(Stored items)
--- BEGIN ---
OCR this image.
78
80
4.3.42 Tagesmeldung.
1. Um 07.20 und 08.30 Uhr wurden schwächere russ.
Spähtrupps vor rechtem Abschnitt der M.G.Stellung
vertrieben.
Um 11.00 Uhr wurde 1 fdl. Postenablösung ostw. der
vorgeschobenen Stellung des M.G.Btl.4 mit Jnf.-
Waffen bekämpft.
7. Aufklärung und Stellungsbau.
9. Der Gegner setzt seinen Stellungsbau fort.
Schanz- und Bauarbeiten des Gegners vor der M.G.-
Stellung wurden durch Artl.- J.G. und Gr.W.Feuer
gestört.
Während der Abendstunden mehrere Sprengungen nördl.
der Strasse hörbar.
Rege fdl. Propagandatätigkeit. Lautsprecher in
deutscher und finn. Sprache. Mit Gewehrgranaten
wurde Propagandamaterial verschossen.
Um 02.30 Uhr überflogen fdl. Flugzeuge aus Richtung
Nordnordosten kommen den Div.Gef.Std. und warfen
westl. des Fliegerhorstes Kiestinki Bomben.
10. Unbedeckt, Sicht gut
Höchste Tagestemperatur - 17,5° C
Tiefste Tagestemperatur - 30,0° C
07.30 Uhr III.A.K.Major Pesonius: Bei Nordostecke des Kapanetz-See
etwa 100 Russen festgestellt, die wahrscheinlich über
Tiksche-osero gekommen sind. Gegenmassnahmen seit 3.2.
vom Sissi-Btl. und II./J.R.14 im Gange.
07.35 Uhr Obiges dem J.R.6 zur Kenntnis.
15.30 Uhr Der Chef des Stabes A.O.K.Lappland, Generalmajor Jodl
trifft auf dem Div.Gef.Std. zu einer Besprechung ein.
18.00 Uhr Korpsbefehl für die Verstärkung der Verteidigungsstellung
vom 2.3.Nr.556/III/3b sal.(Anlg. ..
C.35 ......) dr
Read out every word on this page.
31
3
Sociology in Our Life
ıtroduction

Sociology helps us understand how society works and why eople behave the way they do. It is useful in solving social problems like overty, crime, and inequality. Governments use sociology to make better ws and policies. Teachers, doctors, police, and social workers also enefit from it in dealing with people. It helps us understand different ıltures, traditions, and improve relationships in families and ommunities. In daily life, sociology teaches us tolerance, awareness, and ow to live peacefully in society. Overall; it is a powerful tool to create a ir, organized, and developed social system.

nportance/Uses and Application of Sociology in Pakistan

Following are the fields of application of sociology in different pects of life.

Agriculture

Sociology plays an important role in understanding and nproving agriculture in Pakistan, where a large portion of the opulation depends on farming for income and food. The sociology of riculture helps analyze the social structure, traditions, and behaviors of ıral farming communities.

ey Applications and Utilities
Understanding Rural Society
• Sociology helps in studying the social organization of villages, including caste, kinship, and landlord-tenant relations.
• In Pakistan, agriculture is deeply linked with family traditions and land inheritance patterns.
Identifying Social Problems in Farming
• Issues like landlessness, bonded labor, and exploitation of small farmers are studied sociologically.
--- END ---
Gather each line in these records that contains the string "with".

Task output
Sociology helps us understand how society works and why eople behave the way they do. It is useful in solving social problems like overty, crime, and inequality. Governments use sociology to make better ws and policies. Teachers, doctors, police, and social workers also enefit from it in dealing with people. It helps us understand different ıltures, traditions, and improve relationships in families and ommunities. In daily life, sociology teaches us tolerance, awareness, and ow to live peacefully in society. Overall; it is a powerful tool to create a ir, organized, and developed social system.
• In Pakistan, agriculture is deeply linked with family traditions and land inheritance patterns.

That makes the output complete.